(Structured figure records)

--*--

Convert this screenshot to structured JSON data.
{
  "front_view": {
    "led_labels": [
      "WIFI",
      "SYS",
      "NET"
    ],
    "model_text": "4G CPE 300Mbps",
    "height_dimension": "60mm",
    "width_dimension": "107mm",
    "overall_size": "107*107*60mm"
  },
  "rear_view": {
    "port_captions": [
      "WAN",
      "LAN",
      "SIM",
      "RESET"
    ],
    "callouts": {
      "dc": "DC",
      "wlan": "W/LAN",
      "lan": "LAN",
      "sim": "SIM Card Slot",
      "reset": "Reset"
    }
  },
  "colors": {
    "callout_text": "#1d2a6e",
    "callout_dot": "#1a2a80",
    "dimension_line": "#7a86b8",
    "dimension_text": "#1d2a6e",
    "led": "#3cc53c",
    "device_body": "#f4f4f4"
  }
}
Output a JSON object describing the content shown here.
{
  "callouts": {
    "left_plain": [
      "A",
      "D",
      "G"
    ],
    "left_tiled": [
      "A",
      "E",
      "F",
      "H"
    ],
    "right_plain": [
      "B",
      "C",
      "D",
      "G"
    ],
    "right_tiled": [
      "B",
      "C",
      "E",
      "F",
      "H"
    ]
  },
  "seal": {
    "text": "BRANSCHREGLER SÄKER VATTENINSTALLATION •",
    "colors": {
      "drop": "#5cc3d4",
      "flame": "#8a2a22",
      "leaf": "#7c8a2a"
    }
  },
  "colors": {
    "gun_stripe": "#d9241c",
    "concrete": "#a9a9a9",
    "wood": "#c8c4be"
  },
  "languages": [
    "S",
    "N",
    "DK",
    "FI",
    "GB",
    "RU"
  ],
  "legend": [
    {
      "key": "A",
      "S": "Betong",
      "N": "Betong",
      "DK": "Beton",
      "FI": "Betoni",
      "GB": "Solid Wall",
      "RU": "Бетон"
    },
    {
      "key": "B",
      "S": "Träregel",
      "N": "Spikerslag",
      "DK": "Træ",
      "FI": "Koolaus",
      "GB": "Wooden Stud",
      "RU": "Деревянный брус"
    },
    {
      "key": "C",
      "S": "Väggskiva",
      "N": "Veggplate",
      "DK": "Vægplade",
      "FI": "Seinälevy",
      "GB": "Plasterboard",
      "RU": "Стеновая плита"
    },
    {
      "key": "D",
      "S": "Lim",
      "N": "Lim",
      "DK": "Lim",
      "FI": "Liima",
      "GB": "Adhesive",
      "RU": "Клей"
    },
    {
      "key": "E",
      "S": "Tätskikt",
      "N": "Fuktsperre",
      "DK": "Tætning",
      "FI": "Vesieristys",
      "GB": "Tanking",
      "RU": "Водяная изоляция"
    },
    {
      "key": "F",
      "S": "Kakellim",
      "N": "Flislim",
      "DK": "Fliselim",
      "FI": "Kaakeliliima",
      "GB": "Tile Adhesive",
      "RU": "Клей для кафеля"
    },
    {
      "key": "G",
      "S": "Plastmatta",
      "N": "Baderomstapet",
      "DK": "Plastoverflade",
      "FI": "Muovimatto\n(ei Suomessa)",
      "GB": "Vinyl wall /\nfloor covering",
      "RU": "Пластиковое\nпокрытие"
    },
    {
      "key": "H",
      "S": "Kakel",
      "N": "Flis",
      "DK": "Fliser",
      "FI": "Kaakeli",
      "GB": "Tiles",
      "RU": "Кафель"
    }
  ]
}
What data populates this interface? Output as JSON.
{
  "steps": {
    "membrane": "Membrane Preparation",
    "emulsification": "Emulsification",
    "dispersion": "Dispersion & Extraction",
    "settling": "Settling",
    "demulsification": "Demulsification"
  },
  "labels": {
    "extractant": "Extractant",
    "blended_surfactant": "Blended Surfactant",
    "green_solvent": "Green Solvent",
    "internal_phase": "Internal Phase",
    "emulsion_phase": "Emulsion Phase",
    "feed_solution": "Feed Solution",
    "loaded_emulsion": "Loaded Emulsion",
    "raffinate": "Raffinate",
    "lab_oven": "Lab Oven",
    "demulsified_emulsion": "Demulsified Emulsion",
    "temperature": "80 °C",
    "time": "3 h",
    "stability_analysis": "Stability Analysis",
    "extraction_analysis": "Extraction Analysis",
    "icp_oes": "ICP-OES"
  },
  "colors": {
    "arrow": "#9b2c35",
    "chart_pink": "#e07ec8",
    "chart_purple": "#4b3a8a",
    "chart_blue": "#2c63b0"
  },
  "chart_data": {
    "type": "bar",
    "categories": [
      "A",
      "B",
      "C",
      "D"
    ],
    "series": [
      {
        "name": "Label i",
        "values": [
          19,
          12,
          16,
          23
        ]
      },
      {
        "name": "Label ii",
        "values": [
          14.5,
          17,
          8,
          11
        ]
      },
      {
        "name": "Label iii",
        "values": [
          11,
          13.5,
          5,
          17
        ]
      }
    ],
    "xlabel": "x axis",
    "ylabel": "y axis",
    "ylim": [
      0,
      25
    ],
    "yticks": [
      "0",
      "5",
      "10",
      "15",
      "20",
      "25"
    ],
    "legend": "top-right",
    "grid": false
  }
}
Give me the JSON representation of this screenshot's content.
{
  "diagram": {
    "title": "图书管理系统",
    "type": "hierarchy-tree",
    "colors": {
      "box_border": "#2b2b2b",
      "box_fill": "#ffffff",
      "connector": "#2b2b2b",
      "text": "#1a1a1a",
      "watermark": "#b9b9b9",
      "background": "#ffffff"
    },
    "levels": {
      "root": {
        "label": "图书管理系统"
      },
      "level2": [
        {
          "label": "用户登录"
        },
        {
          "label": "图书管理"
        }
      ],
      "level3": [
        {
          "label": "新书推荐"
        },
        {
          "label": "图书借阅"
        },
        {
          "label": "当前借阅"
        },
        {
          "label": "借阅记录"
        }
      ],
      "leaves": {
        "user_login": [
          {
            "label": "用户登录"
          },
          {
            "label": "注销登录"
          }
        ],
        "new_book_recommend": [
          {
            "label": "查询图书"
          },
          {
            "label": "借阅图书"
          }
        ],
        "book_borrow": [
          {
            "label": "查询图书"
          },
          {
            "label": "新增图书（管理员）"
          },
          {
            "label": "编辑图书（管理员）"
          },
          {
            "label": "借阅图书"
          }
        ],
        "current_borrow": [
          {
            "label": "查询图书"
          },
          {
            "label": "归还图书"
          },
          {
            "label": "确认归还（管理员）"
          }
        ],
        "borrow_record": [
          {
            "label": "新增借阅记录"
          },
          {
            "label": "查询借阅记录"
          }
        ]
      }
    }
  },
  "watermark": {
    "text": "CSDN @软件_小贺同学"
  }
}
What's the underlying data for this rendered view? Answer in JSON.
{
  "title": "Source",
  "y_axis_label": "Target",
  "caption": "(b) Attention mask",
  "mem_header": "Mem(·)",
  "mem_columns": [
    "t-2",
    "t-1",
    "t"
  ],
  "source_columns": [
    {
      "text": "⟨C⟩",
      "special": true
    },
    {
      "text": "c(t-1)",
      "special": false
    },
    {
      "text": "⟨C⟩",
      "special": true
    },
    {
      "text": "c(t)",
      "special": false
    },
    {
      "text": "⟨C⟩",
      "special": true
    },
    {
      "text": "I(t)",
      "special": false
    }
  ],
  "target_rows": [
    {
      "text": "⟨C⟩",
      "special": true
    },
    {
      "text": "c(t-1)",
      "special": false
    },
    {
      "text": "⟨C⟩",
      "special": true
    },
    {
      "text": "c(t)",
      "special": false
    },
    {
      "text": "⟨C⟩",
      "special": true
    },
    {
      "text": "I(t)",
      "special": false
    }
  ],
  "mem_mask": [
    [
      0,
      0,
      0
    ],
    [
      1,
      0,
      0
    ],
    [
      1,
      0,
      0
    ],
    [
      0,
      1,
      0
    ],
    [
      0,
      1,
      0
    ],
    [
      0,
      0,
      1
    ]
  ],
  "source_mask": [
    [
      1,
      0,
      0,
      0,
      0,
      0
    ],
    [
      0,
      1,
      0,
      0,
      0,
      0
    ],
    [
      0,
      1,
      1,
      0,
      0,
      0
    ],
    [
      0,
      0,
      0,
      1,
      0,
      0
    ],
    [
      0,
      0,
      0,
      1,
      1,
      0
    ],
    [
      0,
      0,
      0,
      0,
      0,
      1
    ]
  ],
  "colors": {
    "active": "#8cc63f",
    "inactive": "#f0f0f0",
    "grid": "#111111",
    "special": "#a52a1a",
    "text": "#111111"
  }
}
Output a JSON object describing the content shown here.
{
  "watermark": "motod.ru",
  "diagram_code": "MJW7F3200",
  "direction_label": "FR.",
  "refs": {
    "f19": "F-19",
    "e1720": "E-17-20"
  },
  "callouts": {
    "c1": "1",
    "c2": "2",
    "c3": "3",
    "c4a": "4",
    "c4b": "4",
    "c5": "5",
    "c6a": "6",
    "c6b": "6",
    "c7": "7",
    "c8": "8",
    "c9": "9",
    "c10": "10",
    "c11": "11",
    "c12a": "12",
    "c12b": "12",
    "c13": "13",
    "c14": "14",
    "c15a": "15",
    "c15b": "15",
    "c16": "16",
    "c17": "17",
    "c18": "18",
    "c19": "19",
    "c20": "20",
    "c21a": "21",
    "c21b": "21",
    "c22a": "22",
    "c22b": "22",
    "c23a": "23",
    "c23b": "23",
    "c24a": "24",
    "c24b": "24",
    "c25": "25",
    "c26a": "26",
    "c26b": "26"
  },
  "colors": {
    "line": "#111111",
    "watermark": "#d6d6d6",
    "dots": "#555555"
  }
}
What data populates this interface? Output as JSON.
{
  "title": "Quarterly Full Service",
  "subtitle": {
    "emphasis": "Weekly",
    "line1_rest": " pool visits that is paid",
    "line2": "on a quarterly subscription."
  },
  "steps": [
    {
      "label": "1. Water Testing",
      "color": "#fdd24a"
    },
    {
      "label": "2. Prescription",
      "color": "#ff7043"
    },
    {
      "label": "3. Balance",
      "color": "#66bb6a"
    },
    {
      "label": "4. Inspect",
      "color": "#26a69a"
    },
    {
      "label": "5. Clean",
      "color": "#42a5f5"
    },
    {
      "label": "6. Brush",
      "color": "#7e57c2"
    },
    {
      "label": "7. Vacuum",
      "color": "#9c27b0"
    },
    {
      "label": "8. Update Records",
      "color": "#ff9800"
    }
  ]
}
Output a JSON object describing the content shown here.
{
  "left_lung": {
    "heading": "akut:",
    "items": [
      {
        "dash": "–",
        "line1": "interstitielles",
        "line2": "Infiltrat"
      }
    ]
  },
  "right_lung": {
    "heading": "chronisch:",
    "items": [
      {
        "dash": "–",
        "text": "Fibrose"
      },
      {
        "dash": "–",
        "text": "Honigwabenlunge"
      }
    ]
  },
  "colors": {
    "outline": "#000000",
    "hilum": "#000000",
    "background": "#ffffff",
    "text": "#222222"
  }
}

--*--

▶ **Task goal**:
Every line of the records that includes the word "Phase" should be gathered.

▶ **Final result**:
    "internal_phase": "Internal Phase",
    "emulsion_phase": "Emulsion Phase",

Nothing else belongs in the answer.